## What is required
For the entries below, how many lines include the word "SEGMENTS"? Give the figure and nothing more.

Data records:
================
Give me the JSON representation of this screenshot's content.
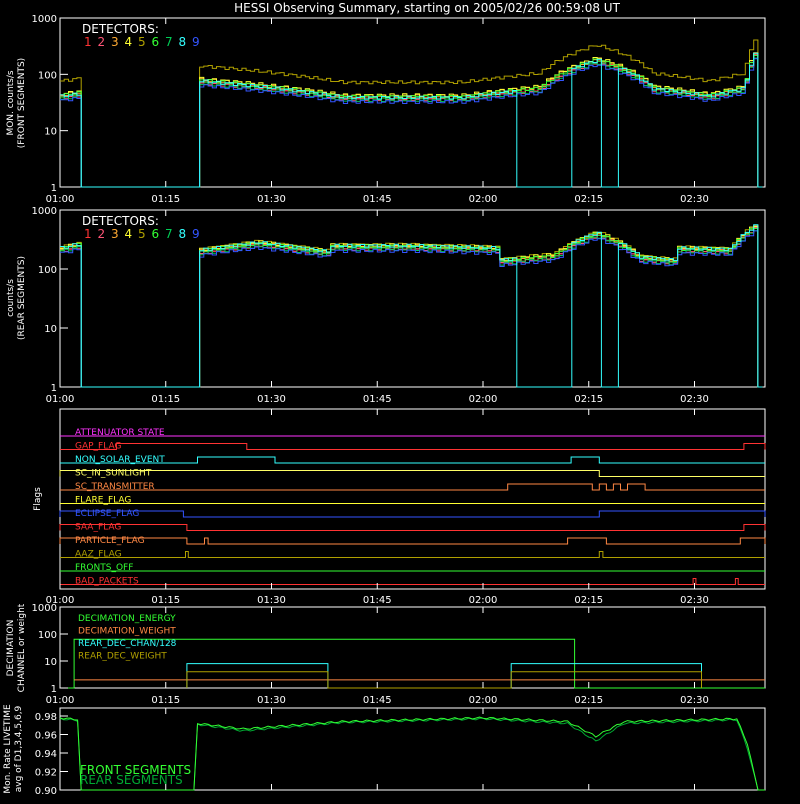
{
  "title": "HESSI Observing Summary, starting on 2005/02/26 00:59:08 UT",
  "colors": {
    "d1": "#ff3333",
    "d2": "#ff5577",
    "d3": "#ffaa33",
    "d4": "#ffff33",
    "d5": "#b0a000",
    "d6": "#33ff33",
    "d7": "#00cc55",
    "d8": "#33ffff",
    "d9": "#3355ff"
  },
  "time_ticks": [
    "01:00",
    "01:15",
    "01:30",
    "01:45",
    "02:00",
    "02:15",
    "02:30"
  ],
  "chart_data": [
    {
      "type": "line",
      "name": "front",
      "ylabel_lines": [
        "MON. counts/s",
        "(FRONT SEGMENTS)"
      ],
      "legend_title": "DETECTORS:",
      "legend_numbers": [
        "1",
        "2",
        "3",
        "4",
        "5",
        "6",
        "7",
        "8",
        "9"
      ],
      "y_scale": "log",
      "ylim": [
        1,
        1000
      ],
      "yticks": [
        "1000",
        "100",
        "10",
        "1"
      ],
      "x_unit": "minutes after 01:00",
      "series_note_gaps": [
        [
          2.8,
          19.5
        ]
      ],
      "profile_points": [
        [
          0,
          40
        ],
        [
          2.8,
          45
        ],
        [
          19.5,
          75
        ],
        [
          28,
          60
        ],
        [
          40,
          38
        ],
        [
          57,
          38
        ],
        [
          68,
          55
        ],
        [
          76,
          175
        ],
        [
          84,
          55
        ],
        [
          92,
          40
        ],
        [
          97,
          55
        ],
        [
          98.5,
          230
        ]
      ],
      "series_offsets": {
        "d1": 1.0,
        "d2": 0.95,
        "d3": 1.08,
        "d4": 1.12,
        "d5": 1.9,
        "d6": 1.05,
        "d7": 0.92,
        "d8": 1.02,
        "d9": 0.85
      },
      "d8_dropouts": [
        [
          64.8,
          72.5
        ],
        [
          76.6,
          78.8
        ]
      ]
    },
    {
      "type": "line",
      "name": "rear",
      "ylabel_lines": [
        "counts/s",
        "(REAR SEGMENTS)"
      ],
      "legend_title": "DETECTORS:",
      "legend_numbers": [
        "1",
        "2",
        "3",
        "4",
        "5",
        "6",
        "7",
        "8",
        "9"
      ],
      "y_scale": "log",
      "ylim": [
        1,
        1000
      ],
      "yticks": [
        "1000",
        "100",
        "10",
        "1"
      ],
      "x_unit": "minutes after 01:00",
      "series_note_gaps": [
        [
          2.8,
          19.5
        ]
      ],
      "profile_points": [
        [
          0,
          210
        ],
        [
          2.8,
          250
        ],
        [
          19.5,
          190
        ],
        [
          28,
          260
        ],
        [
          38,
          180
        ],
        [
          38.1,
          230
        ],
        [
          50,
          230
        ],
        [
          62,
          210
        ],
        [
          62.1,
          130
        ],
        [
          70,
          160
        ],
        [
          76,
          380
        ],
        [
          82,
          150
        ],
        [
          87,
          130
        ],
        [
          87.1,
          210
        ],
        [
          95,
          200
        ],
        [
          98.5,
          500
        ]
      ],
      "series_offsets": {
        "d1": 1.0,
        "d2": 0.96,
        "d3": 1.06,
        "d4": 1.1,
        "d5": 1.12,
        "d6": 1.05,
        "d7": 0.94,
        "d8": 1.08,
        "d9": 0.88
      },
      "d8_dropouts": [
        [
          64.8,
          72.5
        ],
        [
          76.6,
          78.8
        ]
      ]
    },
    {
      "type": "table",
      "name": "flags",
      "ylabel": "Flags",
      "flags": [
        {
          "label": "ATTENUATOR STATE",
          "color": "#ff33ff",
          "on": []
        },
        {
          "label": "GAP_FLAG",
          "color": "#ff3333",
          "on": [
            [
              8,
              26.5
            ],
            [
              97,
              100
            ]
          ]
        },
        {
          "label": "NON_SOLAR_EVENT",
          "color": "#33ffff",
          "on": [
            [
              19.5,
              30.5
            ],
            [
              72.5,
              76.5
            ]
          ]
        },
        {
          "label": "SC_IN_SUNLIGHT",
          "color": "#ffff66",
          "on": [
            [
              0,
              76.5
            ]
          ]
        },
        {
          "label": "SC_TRANSMITTER",
          "color": "#ff8844",
          "on": [
            [
              63.5,
              75.5
            ],
            [
              76.5,
              77.5
            ],
            [
              78.5,
              79.5
            ],
            [
              80.5,
              83
            ]
          ]
        },
        {
          "label": "FLARE_FLAG",
          "color": "#ffff33",
          "on": []
        },
        {
          "label": "ECLIPSE_FLAG",
          "color": "#3355ff",
          "on": [
            [
              0,
              17.5
            ],
            [
              76.5,
              100
            ]
          ]
        },
        {
          "label": "SAA_FLAG",
          "color": "#ff3333",
          "on": [
            [
              0,
              18
            ],
            [
              97,
              100
            ]
          ]
        },
        {
          "label": "PARTICLE_FLAG",
          "color": "#ff8844",
          "on": [
            [
              0,
              18
            ],
            [
              20.5,
              21
            ],
            [
              72,
              77.5
            ],
            [
              96.5,
              100
            ]
          ]
        },
        {
          "label": "AAZ_FLAG",
          "color": "#b0a000",
          "on": [
            [
              17.8,
              18.2
            ],
            [
              76.5,
              77
            ]
          ]
        },
        {
          "label": "FRONTS_OFF",
          "color": "#33ff33",
          "on": []
        },
        {
          "label": "BAD_PACKETS",
          "color": "#ff3333",
          "on": [
            [
              89.8,
              90.2
            ],
            [
              95.8,
              96.2
            ]
          ]
        }
      ]
    },
    {
      "type": "line",
      "name": "decimation",
      "ylabel_lines": [
        "DECIMATION",
        "CHANNEL or weight"
      ],
      "y_scale": "log",
      "ylim": [
        1,
        1000
      ],
      "yticks": [
        "1000",
        "100",
        "10",
        "1"
      ],
      "legend": [
        {
          "label": "DECIMATION_ENERGY",
          "color": "#33ff33"
        },
        {
          "label": "DECIMATION_WEIGHT",
          "color": "#ff8844"
        },
        {
          "label": "REAR_DEC_CHAN/128",
          "color": "#33ffff"
        },
        {
          "label": "REAR_DEC_WEIGHT",
          "color": "#b0a000"
        }
      ],
      "energy": [
        [
          0,
          1
        ],
        [
          2,
          1
        ],
        [
          2,
          64
        ],
        [
          73,
          64
        ],
        [
          73,
          1
        ],
        [
          100,
          1
        ]
      ],
      "weight": [
        [
          2,
          2
        ],
        [
          100,
          2
        ]
      ],
      "rear_chan": [
        [
          18,
          1
        ],
        [
          18,
          8
        ],
        [
          38,
          8
        ],
        [
          38,
          1
        ],
        [
          64,
          1
        ],
        [
          64,
          8
        ],
        [
          91,
          8
        ],
        [
          91,
          1
        ]
      ],
      "rear_weight": [
        [
          18,
          1
        ],
        [
          18,
          4
        ],
        [
          38,
          4
        ],
        [
          38,
          1
        ],
        [
          64,
          1
        ],
        [
          64,
          4
        ],
        [
          91,
          4
        ],
        [
          91,
          1
        ]
      ]
    },
    {
      "type": "line",
      "name": "livetime",
      "ylabel_lines": [
        "Mon. Rate LIVETIME",
        "avg of D1,3,4,5,6,9"
      ],
      "ylim": [
        0.9,
        0.98
      ],
      "yticks": [
        "0.98",
        "0.96",
        "0.94",
        "0.92",
        "0.90"
      ],
      "legend": [
        {
          "label": "FRONT SEGMENTS",
          "color": "#33ff33"
        },
        {
          "label": "REAR SEGMENTS",
          "color": "#00aa33"
        }
      ],
      "front": [
        [
          0,
          0.978
        ],
        [
          2.8,
          0.976
        ],
        [
          19.5,
          0.972
        ],
        [
          26,
          0.966
        ],
        [
          40,
          0.974
        ],
        [
          60,
          0.978
        ],
        [
          72,
          0.974
        ],
        [
          76,
          0.958
        ],
        [
          80,
          0.974
        ],
        [
          96,
          0.977
        ],
        [
          97.5,
          0.95
        ],
        [
          99,
          0.9
        ]
      ],
      "rear": [
        [
          0,
          0.977
        ],
        [
          2.8,
          0.975
        ],
        [
          19.5,
          0.971
        ],
        [
          26,
          0.964
        ],
        [
          40,
          0.973
        ],
        [
          60,
          0.977
        ],
        [
          72,
          0.972
        ],
        [
          76,
          0.953
        ],
        [
          80,
          0.972
        ],
        [
          96,
          0.976
        ],
        [
          97.5,
          0.945
        ],
        [
          99,
          0.9
        ]
      ]
    }
  ]
}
================
## Expected answer
4